## [SELECTED PASSAGE]
----

Monthly Archives: September 2011

Jobs in social media

Wouldn’t it be nice to get paid for something that you already do in your free time?

For many, this dream job is quickly becoming a reality. Businesses across the nation have gone on a hiring spree for social media jobs, and the trend is likely to continue.

There are hundreds of new social media jobs posted every week on job boards everywhere. Monster.com reported that the number of these positions increased 75 percent from last year.

As companies are beginning to realize how important the use of social media can be in promoting and growing a business, they are investing more into the technology and employees to work it.

Job titles, descriptions, requirements and compensation are quite varied as this is a relatively new field and has only seen major growth in the past few years. Some of the different titles for these positions include social media specialist, social media expert, social media manager and online communities manager.

Unlike many other jobs out there, social media positions are actually geared toward a much younger applicant base. Companies typically prefer to hire fresh college grads that have a strong knowledge of the Internet and sites Facebook, Twitter and YouTube.

Job candidates at this age have grown up with the Internet and can be much more tech savvy than older applicants. Social networking sites have become an integral part of this generation and for many companies, they value social media experience over an impressive employment history.

One of the most important qualifications that one can possess when going for a career in social media is to already have a solid following online. Businesses use these sites to promote their company and bring in more clients. If they hire someone who already has 1,000 followers on Twitter and 2,000 friends on Facebook, that pans out to 3,000 potential new customers for them just by hiring one new employee.

Most social media positions usually require a bachelor’s in marketing, communications, journalism or other related fields. Marketing experience is also helpful, along with a working knowledge of social networking sites and tools. Excellent written and verbal communication skills and basic computer proficiency are also common requirements for this field.

Job duties do include more than just updating a Facebook status here and composing a random tweet there. Maintaining and developing content on web pages and blogs, monitoring fan and follower growth and editing are also common responsibilities of a social media specialist.

----

## [PROVIDED RECORDS]

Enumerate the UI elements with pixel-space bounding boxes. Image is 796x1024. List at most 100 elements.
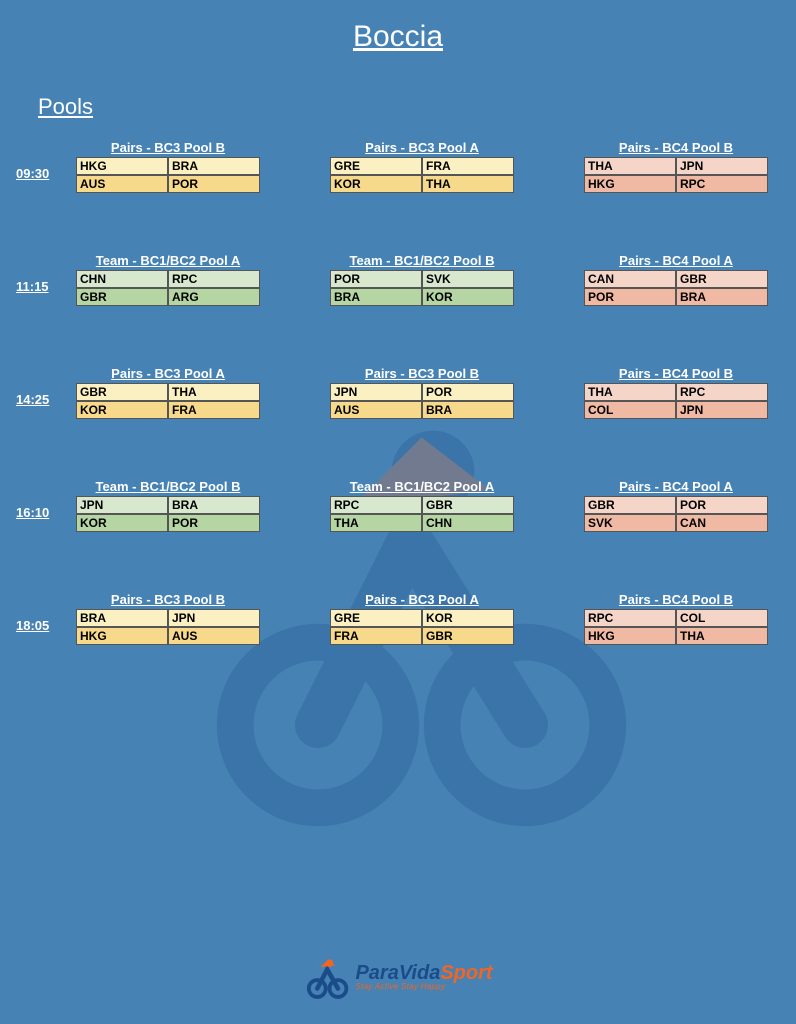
team-cell: BRA <box>168 496 260 514</box>
match-row: GBRPOR <box>584 496 768 514</box>
schedule-row: 11:15Team - BC1/BC2 Pool ACHNRPCGBRARGTe… <box>0 253 796 306</box>
schedule-row: 16:10 Team - BC1/BC2 Pool BJPNBRAKORPOR Te… <box>0 479 796 532</box>
team-cell: GBR <box>76 383 168 401</box>
team-cell: THA <box>330 514 422 532</box>
team-cell: JPN <box>168 609 260 627</box>
match-row: PORSVK <box>330 270 514 288</box>
page-title: Boccia <box>0 0 796 54</box>
pool-block: Team - BC1/BC2 Pool BJPNBRAKORPOR <box>76 479 260 532</box>
match-row: KORFRA <box>76 401 260 419</box>
team-cell: CHN <box>76 270 168 288</box>
pool-title: Pairs - BC4 Pool A <box>584 253 768 268</box>
team-cell: COL <box>584 401 676 419</box>
pool-title: Pairs - BC4 Pool B <box>584 140 768 155</box>
match-row: GREKOR <box>330 609 514 627</box>
match-row: BRAJPN <box>76 609 260 627</box>
team-cell: JPN <box>676 157 768 175</box>
team-cell: POR <box>676 496 768 514</box>
time-label: 11:15 <box>16 279 60 294</box>
schedule-row: 09:30Pairs - BC3 Pool BHKGBRAAUSPORPairs… <box>0 140 796 193</box>
pool-title: Team - BC1/BC2 Pool A <box>330 479 514 494</box>
team-cell: FRA <box>330 627 422 645</box>
pool-block: Pairs - BC4 Pool AGBRPORSVKCAN <box>584 479 768 532</box>
match-row: JPNPOR <box>330 383 514 401</box>
section-title: Pools <box>38 94 796 120</box>
team-cell: FRA <box>422 157 514 175</box>
match-row: BRAKOR <box>330 288 514 306</box>
pool-block: Pairs - BC4 Pool BTHARPCCOLJPN <box>584 366 768 419</box>
match-row: PORBRA <box>584 288 768 306</box>
match-row: CANGBR <box>584 270 768 288</box>
pool-title: Pairs - BC3 Pool B <box>76 140 260 155</box>
team-cell: JPN <box>676 401 768 419</box>
team-cell: SVK <box>584 514 676 532</box>
schedule-container: 09:30Pairs - BC3 Pool BHKGBRAAUSPORPairs… <box>0 140 796 645</box>
pool-block: Team - BC1/BC2 Pool A RPCGBRTHACHN <box>330 479 514 532</box>
team-cell: GBR <box>676 270 768 288</box>
team-cell: FRA <box>168 401 260 419</box>
team-cell: KOR <box>422 609 514 627</box>
pool-block: Pairs - BC3 Pool A GREKORFRAGBR <box>330 592 514 645</box>
pool-block: Pairs - BC4 Pool BTHAJPNHKGRPC <box>584 140 768 193</box>
team-cell: HKG <box>584 175 676 193</box>
team-cell: POR <box>168 175 260 193</box>
footer-logo: ParaVidaSport Stay Active Stay Happy <box>303 954 492 1000</box>
time-label: 09:30 <box>16 166 60 181</box>
team-cell: JPN <box>330 383 422 401</box>
team-cell: THA <box>584 157 676 175</box>
pool-title: Team - BC1/BC2 Pool B <box>330 253 514 268</box>
team-cell: GRE <box>330 609 422 627</box>
brand-tagline: Stay Active Stay Happy <box>355 983 492 991</box>
match-row: RPCCOL <box>584 609 768 627</box>
match-row: GBRTHA <box>76 383 260 401</box>
brand-name: ParaVidaSport <box>355 963 492 983</box>
match-row: THAJPN <box>584 157 768 175</box>
team-cell: AUS <box>168 627 260 645</box>
match-row: THACHN <box>330 514 514 532</box>
time-label: 16:10 <box>16 505 60 520</box>
pool-block: Team - BC1/BC2 Pool B PORSVKBRAKOR <box>330 253 514 306</box>
team-cell: KOR <box>76 401 168 419</box>
team-cell: KOR <box>76 514 168 532</box>
team-cell: JPN <box>76 496 168 514</box>
team-cell: BRA <box>168 157 260 175</box>
team-cell: RPC <box>676 383 768 401</box>
match-row: RPCGBR <box>330 496 514 514</box>
pool-title: Pairs - BC4 Pool B <box>584 366 768 381</box>
pool-block: Pairs - BC3 Pool AGREFRAKORTHA <box>330 140 514 193</box>
team-cell: CHN <box>422 514 514 532</box>
pool-title: Pairs - BC4 Pool A <box>584 479 768 494</box>
team-cell: POR <box>330 270 422 288</box>
team-cell: BRA <box>76 609 168 627</box>
pool-title: Pairs - BC3 Pool A <box>76 366 260 381</box>
team-cell: GBR <box>76 288 168 306</box>
team-cell: THA <box>422 175 514 193</box>
pool-title: Team - BC1/BC2 Pool A <box>76 253 260 268</box>
pool-block: Pairs - BC4 Pool BRPCCOLHKGTHA <box>584 592 768 645</box>
team-cell: POR <box>584 288 676 306</box>
pool-title: Pairs - BC3 Pool A <box>330 592 514 607</box>
match-row: CHNRPC <box>76 270 260 288</box>
match-row: AUSBRA <box>330 401 514 419</box>
match-row: KORPOR <box>76 514 260 532</box>
team-cell: KOR <box>422 288 514 306</box>
match-row: HKGAUS <box>76 627 260 645</box>
team-cell: POR <box>168 514 260 532</box>
match-row: HKGBRA <box>76 157 260 175</box>
time-label: 18:05 <box>16 618 60 633</box>
schedule-row: 18:05Pairs - BC3 Pool BBRAJPNHKGAUSPairs… <box>0 592 796 645</box>
team-cell: HKG <box>584 627 676 645</box>
team-cell: AUS <box>330 401 422 419</box>
match-row: FRAGBR <box>330 627 514 645</box>
match-row: KORTHA <box>330 175 514 193</box>
team-cell: HKG <box>76 157 168 175</box>
team-cell: AUS <box>76 175 168 193</box>
pool-block: Pairs - BC3 Pool B HKGBRAAUSPOR <box>76 140 260 193</box>
team-cell: THA <box>676 627 768 645</box>
brand-icon <box>303 954 349 1000</box>
team-cell: CAN <box>584 270 676 288</box>
team-cell: BRA <box>330 288 422 306</box>
team-cell: KOR <box>330 175 422 193</box>
team-cell: RPC <box>330 496 422 514</box>
team-cell: GBR <box>422 627 514 645</box>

----

## [EXERCISE INSTRUCTIONS]
**a)** Do the following statements agree with the post on social media jobs? Answer yes or no for each, and quote the words of the post that decide it.
(i) Monster.com reported a 75 percent rise in the number of social media positions from the previous year.
(ii) Companies typically prefer to hire older applicants with long employment histories for social media positions.
(iii) Most social media positions usually require a master's degree.
**b)** Format the rows as a numbered list. Begin at the row that contains "team-cell: BRA <box>168 496 260 514</box>" and stop after the row that contains "team-cell: THA <box>330 514 422 532</box>".

## [EXERCISE ANSWERS]
**a)**
(i) Yes. "Monster.com reported that the number of these positions increased 75 percent from last year."
(ii) No. "Companies typically prefer to hire fresh college grads that have a strong knowledge of the Internet and sites Facebook, Twitter and YouTube."
(iii) No. "Most social media positions usually require a bachelor’s in marketing, communications, journalism or other related fields."

**b)**
1. team-cell: BRA <box>168 496 260 514</box>
2. match-row: GBRPOR <box>584 496 768 514</box>
3. schedule-row: 11:15Team - BC1/BC2 Pool ACHNRPCGBRARGTe… <box>0 253 796 306</box>
4. schedule-row: 16:10 Team - BC1/BC2 Pool BJPNBRAKORPOR Te… <box>0 479 796 532</box>
5. team-cell: GBR <box>76 383 168 401</box>
6. team-cell: THA <box>330 514 422 532</box>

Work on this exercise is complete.